(Records from a collection)
(begin)
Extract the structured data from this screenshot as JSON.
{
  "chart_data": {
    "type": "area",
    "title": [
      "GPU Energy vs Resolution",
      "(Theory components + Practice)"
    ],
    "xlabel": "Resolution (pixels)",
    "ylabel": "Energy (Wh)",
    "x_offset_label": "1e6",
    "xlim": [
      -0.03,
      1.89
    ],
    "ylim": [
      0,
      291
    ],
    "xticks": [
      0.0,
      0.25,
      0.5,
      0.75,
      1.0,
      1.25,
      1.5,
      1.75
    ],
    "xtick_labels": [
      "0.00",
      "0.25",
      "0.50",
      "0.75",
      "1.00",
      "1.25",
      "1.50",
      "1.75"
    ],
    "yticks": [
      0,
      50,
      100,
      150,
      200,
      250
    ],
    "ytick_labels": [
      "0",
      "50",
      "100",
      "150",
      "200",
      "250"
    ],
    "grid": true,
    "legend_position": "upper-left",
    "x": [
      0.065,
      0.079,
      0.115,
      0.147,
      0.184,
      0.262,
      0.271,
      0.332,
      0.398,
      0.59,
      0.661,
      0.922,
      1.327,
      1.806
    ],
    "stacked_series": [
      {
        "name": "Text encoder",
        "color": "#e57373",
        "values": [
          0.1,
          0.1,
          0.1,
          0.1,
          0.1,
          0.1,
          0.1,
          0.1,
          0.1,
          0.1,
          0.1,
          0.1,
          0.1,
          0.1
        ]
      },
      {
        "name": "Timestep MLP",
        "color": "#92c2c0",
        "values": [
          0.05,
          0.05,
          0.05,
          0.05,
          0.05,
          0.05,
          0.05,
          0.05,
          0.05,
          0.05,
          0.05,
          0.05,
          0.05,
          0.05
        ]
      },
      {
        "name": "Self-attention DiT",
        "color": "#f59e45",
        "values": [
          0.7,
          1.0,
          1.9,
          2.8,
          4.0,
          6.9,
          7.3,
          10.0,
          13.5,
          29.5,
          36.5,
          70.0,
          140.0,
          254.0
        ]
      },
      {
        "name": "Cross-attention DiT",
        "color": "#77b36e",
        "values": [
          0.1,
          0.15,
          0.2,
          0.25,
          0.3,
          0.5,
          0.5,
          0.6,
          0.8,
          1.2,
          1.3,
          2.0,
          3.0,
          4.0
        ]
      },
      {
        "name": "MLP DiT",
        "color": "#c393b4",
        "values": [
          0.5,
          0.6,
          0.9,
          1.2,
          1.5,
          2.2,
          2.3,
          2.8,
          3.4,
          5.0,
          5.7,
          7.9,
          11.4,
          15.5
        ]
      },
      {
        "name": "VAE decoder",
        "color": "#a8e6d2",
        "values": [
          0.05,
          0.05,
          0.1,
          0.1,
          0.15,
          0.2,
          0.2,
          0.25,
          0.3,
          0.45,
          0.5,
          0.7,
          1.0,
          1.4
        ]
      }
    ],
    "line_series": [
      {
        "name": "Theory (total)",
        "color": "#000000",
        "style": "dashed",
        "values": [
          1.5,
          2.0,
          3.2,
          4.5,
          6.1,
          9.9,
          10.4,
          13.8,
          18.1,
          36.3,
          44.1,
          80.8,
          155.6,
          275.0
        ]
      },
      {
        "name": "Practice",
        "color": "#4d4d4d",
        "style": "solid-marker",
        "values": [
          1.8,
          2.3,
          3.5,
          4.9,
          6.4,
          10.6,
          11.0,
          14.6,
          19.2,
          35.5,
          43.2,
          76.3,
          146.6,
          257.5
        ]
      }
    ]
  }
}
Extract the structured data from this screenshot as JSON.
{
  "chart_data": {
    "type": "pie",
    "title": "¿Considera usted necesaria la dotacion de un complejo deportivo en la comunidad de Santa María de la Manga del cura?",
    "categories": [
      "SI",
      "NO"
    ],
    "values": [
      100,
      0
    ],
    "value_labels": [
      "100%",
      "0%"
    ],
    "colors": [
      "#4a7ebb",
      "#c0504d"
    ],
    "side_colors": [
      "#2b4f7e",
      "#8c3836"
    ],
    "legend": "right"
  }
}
(end)
Copy out all of the records above with nothing altered.

## [Solution to the problem]
Extract the structured data from this screenshot as JSON.
{
  "chart_data": {
    "type": "area",
    "title": [
      "GPU Energy vs Resolution",
      "(Theory components + Practice)"
    ],
    "xlabel": "Resolution (pixels)",
    "ylabel": "Energy (Wh)",
    "x_offset_label": "1e6",
    "xlim": [
      -0.03,
      1.89
    ],
    "ylim": [
      0,
      291
    ],
    "xticks": [
      0.0,
      0.25,
      0.5,
      0.75,
      1.0,
      1.25,
      1.5,
      1.75
    ],
    "xtick_labels": [
      "0.00",
      "0.25",
      "0.50",
      "0.75",
      "1.00",
      "1.25",
      "1.50",
      "1.75"
    ],
    "yticks": [
      0,
      50,
      100,
      150,
      200,
      250
    ],
    "ytick_labels": [
      "0",
      "50",
      "100",
      "150",
      "200",
      "250"
    ],
    "grid": true,
    "legend_position": "upper-left",
    "x": [
      0.065,
      0.079,
      0.115,
      0.147,
      0.184,
      0.262,
      0.271,
      0.332,
      0.398,
      0.59,
      0.661,
      0.922,
      1.327,
      1.806
    ],
    "stacked_series": [
      {
        "name": "Text encoder",
        "color": "#e57373",
        "values": [
          0.1,
          0.1,
          0.1,
          0.1,
          0.1,
          0.1,
          0.1,
          0.1,
          0.1,
          0.1,
          0.1,
          0.1,
          0.1,
          0.1
        ]
      },
      {
        "name": "Timestep MLP",
        "color": "#92c2c0",
        "values": [
          0.05,
          0.05,
          0.05,
          0.05,
          0.05,
          0.05,
          0.05,
          0.05,
          0.05,
          0.05,
          0.05,
          0.05,
          0.05,
          0.05
        ]
      },
      {
        "name": "Self-attention DiT",
        "color": "#f59e45",
        "values": [
          0.7,
          1.0,
          1.9,
          2.8,
          4.0,
          6.9,
          7.3,
          10.0,
          13.5,
          29.5,
          36.5,
          70.0,
          140.0,
          254.0
        ]
      },
      {
        "name": "Cross-attention DiT",
        "color": "#77b36e",
        "values": [
          0.1,
          0.15,
          0.2,
          0.25,
          0.3,
          0.5,
          0.5,
          0.6,
          0.8,
          1.2,
          1.3,
          2.0,
          3.0,
          4.0
        ]
      },
      {
        "name": "MLP DiT",
        "color": "#c393b4",
        "values": [
          0.5,
          0.6,
          0.9,
          1.2,
          1.5,
          2.2,
          2.3,
          2.8,
          3.4,
          5.0,
          5.7,
          7.9,
          11.4,
          15.5
        ]
      },
      {
        "name": "VAE decoder",
        "color": "#a8e6d2",
        "values": [
          0.05,
          0.05,
          0.1,
          0.1,
          0.15,
          0.2,
          0.2,
          0.25,
          0.3,
          0.45,
          0.5,
          0.7,
          1.0,
          1.4
        ]
      }
    ],
    "line_series": [
      {
        "name": "Theory (total)",
        "color": "#000000",
        "style": "dashed",
        "values": [
          1.5,
          2.0,
          3.2,
          4.5,
          6.1,
          9.9,
          10.4,
          13.8,
          18.1,
          36.3,
          44.1,
          80.8,
          155.6,
          275.0
        ]
      },
      {
        "name": "Practice",
        "color": "#4d4d4d",
        "style": "solid-marker",
        "values": [
          1.8,
          2.3,
          3.5,
          4.9,
          6.4,
          10.6,
          11.0,
          14.6,
          19.2,
          35.5,
          43.2,
          76.3,
          146.6,
          257.5
        ]
      }
    ]
  }
}
Extract the structured data from this screenshot as JSON.
{
  "chart_data": {
    "type": "pie",
    "title": "¿Considera usted necesaria la dotacion de un complejo deportivo en la comunidad de Santa María de la Manga del cura?",
    "categories": [
      "SI",
      "NO"
    ],
    "values": [
      100,
      0
    ],
    "value_labels": [
      "100%",
      "0%"
    ],
    "colors": [
      "#4a7ebb",
      "#c0504d"
    ],
    "side_colors": [
      "#2b4f7e",
      "#8c3836"
    ],
    "legend": "right"
  }
}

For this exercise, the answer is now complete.